Given problem
Could you write out every line of the data below, character for character, with nothing changed?

Given data
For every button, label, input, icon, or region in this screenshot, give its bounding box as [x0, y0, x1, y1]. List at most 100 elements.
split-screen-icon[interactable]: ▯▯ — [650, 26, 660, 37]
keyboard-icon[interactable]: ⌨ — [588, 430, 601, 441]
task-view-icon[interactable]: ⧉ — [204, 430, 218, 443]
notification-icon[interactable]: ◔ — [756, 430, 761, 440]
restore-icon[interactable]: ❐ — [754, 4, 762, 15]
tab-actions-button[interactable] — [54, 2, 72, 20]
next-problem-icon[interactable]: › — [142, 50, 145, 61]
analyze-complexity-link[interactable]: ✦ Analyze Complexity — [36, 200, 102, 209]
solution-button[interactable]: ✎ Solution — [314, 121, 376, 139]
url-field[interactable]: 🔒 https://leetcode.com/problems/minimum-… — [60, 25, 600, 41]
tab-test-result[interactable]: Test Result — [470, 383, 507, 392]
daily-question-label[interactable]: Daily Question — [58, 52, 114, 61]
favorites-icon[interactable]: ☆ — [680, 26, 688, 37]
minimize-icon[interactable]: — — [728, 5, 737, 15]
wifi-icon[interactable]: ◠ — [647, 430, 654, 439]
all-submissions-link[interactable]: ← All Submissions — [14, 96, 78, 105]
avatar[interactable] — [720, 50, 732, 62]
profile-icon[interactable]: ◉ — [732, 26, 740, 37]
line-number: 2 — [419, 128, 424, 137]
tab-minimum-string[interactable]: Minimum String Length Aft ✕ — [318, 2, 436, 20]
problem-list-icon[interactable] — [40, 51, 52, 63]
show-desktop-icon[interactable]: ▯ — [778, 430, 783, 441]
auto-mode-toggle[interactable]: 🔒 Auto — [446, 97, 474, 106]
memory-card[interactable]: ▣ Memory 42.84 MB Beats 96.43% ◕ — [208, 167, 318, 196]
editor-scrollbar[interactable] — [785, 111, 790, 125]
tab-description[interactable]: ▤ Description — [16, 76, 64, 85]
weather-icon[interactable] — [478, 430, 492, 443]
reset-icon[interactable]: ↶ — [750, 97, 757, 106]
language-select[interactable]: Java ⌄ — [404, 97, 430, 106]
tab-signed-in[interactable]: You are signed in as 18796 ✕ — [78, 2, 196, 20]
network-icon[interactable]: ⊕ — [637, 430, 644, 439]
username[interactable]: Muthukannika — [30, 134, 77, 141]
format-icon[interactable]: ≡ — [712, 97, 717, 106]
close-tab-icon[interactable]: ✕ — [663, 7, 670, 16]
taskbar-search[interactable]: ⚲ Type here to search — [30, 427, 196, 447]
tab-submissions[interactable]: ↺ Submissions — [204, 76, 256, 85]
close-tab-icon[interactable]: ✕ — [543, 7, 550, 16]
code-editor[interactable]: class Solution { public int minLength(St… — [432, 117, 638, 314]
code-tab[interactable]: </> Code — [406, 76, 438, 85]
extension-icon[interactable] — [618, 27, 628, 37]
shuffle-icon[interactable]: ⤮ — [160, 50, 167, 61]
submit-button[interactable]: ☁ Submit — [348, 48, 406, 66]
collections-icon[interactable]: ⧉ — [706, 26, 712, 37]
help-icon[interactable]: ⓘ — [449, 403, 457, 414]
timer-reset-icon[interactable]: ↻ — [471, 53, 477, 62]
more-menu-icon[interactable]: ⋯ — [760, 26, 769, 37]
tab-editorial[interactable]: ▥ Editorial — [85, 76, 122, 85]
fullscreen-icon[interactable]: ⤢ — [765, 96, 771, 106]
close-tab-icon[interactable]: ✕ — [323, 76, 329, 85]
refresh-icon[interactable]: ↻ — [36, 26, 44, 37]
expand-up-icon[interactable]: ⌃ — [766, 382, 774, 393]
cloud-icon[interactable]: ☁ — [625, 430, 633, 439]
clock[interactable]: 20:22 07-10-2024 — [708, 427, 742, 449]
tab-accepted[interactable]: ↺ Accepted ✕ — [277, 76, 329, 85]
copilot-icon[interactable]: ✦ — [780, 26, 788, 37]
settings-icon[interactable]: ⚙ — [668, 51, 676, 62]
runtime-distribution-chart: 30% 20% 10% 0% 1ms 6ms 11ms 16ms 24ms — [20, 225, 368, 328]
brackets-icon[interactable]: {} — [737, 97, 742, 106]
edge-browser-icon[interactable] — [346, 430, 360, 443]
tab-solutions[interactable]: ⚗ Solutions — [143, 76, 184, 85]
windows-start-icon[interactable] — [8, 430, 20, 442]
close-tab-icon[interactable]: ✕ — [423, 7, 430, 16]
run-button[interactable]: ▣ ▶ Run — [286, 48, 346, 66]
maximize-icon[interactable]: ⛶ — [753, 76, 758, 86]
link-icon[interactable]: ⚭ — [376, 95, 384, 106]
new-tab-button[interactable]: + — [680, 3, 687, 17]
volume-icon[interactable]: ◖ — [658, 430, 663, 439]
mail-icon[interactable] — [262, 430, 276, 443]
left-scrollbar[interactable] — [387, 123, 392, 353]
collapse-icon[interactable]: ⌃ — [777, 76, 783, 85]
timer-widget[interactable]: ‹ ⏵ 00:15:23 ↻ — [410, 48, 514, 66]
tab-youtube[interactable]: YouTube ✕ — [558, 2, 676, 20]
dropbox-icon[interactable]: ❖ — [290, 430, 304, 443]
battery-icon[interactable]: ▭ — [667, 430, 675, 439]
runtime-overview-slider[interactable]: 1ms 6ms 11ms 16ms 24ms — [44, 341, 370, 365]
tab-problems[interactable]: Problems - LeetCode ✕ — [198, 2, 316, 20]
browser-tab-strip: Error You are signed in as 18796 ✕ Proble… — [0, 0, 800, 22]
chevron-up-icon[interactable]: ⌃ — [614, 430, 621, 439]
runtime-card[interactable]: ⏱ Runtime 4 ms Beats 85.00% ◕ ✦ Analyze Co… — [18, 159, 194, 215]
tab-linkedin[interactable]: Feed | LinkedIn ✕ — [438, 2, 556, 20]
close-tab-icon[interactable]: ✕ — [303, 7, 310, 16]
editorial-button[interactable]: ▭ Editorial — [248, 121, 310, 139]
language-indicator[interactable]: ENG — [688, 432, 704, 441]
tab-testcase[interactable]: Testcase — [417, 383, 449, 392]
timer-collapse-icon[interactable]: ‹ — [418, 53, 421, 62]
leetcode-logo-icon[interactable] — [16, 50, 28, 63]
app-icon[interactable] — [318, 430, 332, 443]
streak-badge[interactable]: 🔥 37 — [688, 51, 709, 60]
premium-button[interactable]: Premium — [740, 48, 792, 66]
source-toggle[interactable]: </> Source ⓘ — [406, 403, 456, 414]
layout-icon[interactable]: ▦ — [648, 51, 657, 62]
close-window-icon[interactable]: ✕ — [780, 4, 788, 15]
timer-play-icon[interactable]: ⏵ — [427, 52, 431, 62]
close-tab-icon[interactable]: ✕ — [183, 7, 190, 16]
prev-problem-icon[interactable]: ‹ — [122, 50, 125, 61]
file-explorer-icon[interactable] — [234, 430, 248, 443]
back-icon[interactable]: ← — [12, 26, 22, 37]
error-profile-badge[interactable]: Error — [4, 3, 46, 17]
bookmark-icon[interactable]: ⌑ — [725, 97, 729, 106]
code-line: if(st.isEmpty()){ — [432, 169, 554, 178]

Complete answer
For every button, label, input, icon, or region in this screenshot, give its bounding box as [x0, y0, x1, y1]. List at most 100 elements.
split-screen-icon[interactable]: ▯▯ — [650, 26, 660, 37]
keyboard-icon[interactable]: ⌨ — [588, 430, 601, 441]
task-view-icon[interactable]: ⧉ — [204, 430, 218, 443]
notification-icon[interactable]: ◔ — [756, 430, 761, 440]
restore-icon[interactable]: ❐ — [754, 4, 762, 15]
tab-actions-button[interactable] — [54, 2, 72, 20]
next-problem-icon[interactable]: › — [142, 50, 145, 61]
analyze-complexity-link[interactable]: ✦ Analyze Complexity — [36, 200, 102, 209]
solution-button[interactable]: ✎ Solution — [314, 121, 376, 139]
url-field[interactable]: 🔒 https://leetcode.com/problems/minimum-… — [60, 25, 600, 41]
tab-test-result[interactable]: Test Result — [470, 383, 507, 392]
daily-question-label[interactable]: Daily Question — [58, 52, 114, 61]
favorites-icon[interactable]: ☆ — [680, 26, 688, 37]
minimize-icon[interactable]: — — [728, 5, 737, 15]
wifi-icon[interactable]: ◠ — [647, 430, 654, 439]
all-submissions-link[interactable]: ← All Submissions — [14, 96, 78, 105]
avatar[interactable] — [720, 50, 732, 62]
profile-icon[interactable]: ◉ — [732, 26, 740, 37]
line-number: 2 — [419, 128, 424, 137]
tab-minimum-string[interactable]: Minimum String Length Aft ✕ — [318, 2, 436, 20]
problem-list-icon[interactable] — [40, 51, 52, 63]
show-desktop-icon[interactable]: ▯ — [778, 430, 783, 441]
auto-mode-toggle[interactable]: 🔒 Auto — [446, 97, 474, 106]
memory-card[interactable]: ▣ Memory 42.84 MB Beats 96.43% ◕ — [208, 167, 318, 196]
editor-scrollbar[interactable] — [785, 111, 790, 125]
tab-description[interactable]: ▤ Description — [16, 76, 64, 85]
weather-icon[interactable] — [478, 430, 492, 443]
reset-icon[interactable]: ↶ — [750, 97, 757, 106]
language-select[interactable]: Java ⌄ — [404, 97, 430, 106]
tab-signed-in[interactable]: You are signed in as 18796 ✕ — [78, 2, 196, 20]
network-icon[interactable]: ⊕ — [637, 430, 644, 439]
username[interactable]: Muthukannika — [30, 134, 77, 141]
format-icon[interactable]: ≡ — [712, 97, 717, 106]
close-tab-icon[interactable]: ✕ — [663, 7, 670, 16]
taskbar-search[interactable]: ⚲ Type here to search — [30, 427, 196, 447]
tab-submissions[interactable]: ↺ Submissions — [204, 76, 256, 85]
close-tab-icon[interactable]: ✕ — [543, 7, 550, 16]
code-editor[interactable]: class Solution { public int minLength(St… — [432, 117, 638, 314]
code-tab[interactable]: </> Code — [406, 76, 438, 85]
extension-icon[interactable] — [618, 27, 628, 37]
shuffle-icon[interactable]: ⤮ — [160, 50, 167, 61]
submit-button[interactable]: ☁ Submit — [348, 48, 406, 66]
collections-icon[interactable]: ⧉ — [706, 26, 712, 37]
help-icon[interactable]: ⓘ — [449, 403, 457, 414]
timer-reset-icon[interactable]: ↻ — [471, 53, 477, 62]
more-menu-icon[interactable]: ⋯ — [760, 26, 769, 37]
tab-editorial[interactable]: ▥ Editorial — [85, 76, 122, 85]
fullscreen-icon[interactable]: ⤢ — [765, 96, 771, 106]
close-tab-icon[interactable]: ✕ — [323, 76, 329, 85]
refresh-icon[interactable]: ↻ — [36, 26, 44, 37]
expand-up-icon[interactable]: ⌃ — [766, 382, 774, 393]
cloud-icon[interactable]: ☁ — [625, 430, 633, 439]
clock[interactable]: 20:22 07-10-2024 — [708, 427, 742, 449]
tab-accepted[interactable]: ↺ Accepted ✕ — [277, 76, 329, 85]
copilot-icon[interactable]: ✦ — [780, 26, 788, 37]
settings-icon[interactable]: ⚙ — [668, 51, 676, 62]
runtime-distribution-chart: 30% 20% 10% 0% 1ms 6ms 11ms 16ms 24ms — [20, 225, 368, 328]
brackets-icon[interactable]: {} — [737, 97, 742, 106]
edge-browser-icon[interactable] — [346, 430, 360, 443]
tab-solutions[interactable]: ⚗ Solutions — [143, 76, 184, 85]
windows-start-icon[interactable] — [8, 430, 20, 442]
close-tab-icon[interactable]: ✕ — [423, 7, 430, 16]
run-button[interactable]: ▣ ▶ Run — [286, 48, 346, 66]
maximize-icon[interactable]: ⛶ — [753, 76, 758, 86]
link-icon[interactable]: ⚭ — [376, 95, 384, 106]
new-tab-button[interactable]: + — [680, 3, 687, 17]
volume-icon[interactable]: ◖ — [658, 430, 663, 439]
mail-icon[interactable] — [262, 430, 276, 443]
left-scrollbar[interactable] — [387, 123, 392, 353]
collapse-icon[interactable]: ⌃ — [777, 76, 783, 85]
timer-widget[interactable]: ‹ ⏵ 00:15:23 ↻ — [410, 48, 514, 66]
tab-youtube[interactable]: YouTube ✕ — [558, 2, 676, 20]
dropbox-icon[interactable]: ❖ — [290, 430, 304, 443]
battery-icon[interactable]: ▭ — [667, 430, 675, 439]
runtime-overview-slider[interactable]: 1ms 6ms 11ms 16ms 24ms — [44, 341, 370, 365]
tab-problems[interactable]: Problems - LeetCode ✕ — [198, 2, 316, 20]
browser-tab-strip: Error You are signed in as 18796 ✕ Proble… — [0, 0, 800, 22]
chevron-up-icon[interactable]: ⌃ — [614, 430, 621, 439]
runtime-card[interactable]: ⏱ Runtime 4 ms Beats 85.00% ◕ ✦ Analyze Co… — [18, 159, 194, 215]
tab-linkedin[interactable]: Feed | LinkedIn ✕ — [438, 2, 556, 20]
close-tab-icon[interactable]: ✕ — [303, 7, 310, 16]
editorial-button[interactable]: ▭ Editorial — [248, 121, 310, 139]
language-indicator[interactable]: ENG — [688, 432, 704, 441]
tab-testcase[interactable]: Testcase — [417, 383, 449, 392]
timer-collapse-icon[interactable]: ‹ — [418, 53, 421, 62]
leetcode-logo-icon[interactable] — [16, 50, 28, 63]
app-icon[interactable] — [318, 430, 332, 443]
streak-badge[interactable]: 🔥 37 — [688, 51, 709, 60]
premium-button[interactable]: Premium — [740, 48, 792, 66]
source-toggle[interactable]: </> Source ⓘ — [406, 403, 456, 414]
layout-icon[interactable]: ▦ — [648, 51, 657, 62]
close-window-icon[interactable]: ✕ — [780, 4, 788, 15]
timer-play-icon[interactable]: ⏵ — [427, 52, 431, 62]
close-tab-icon[interactable]: ✕ — [183, 7, 190, 16]
prev-problem-icon[interactable]: ‹ — [122, 50, 125, 61]
file-explorer-icon[interactable] — [234, 430, 248, 443]
back-icon[interactable]: ← — [12, 26, 22, 37]
error-profile-badge[interactable]: Error — [4, 3, 46, 17]
bookmark-icon[interactable]: ⌑ — [725, 97, 729, 106]
code-line: if(st.isEmpty()){ — [432, 169, 554, 178]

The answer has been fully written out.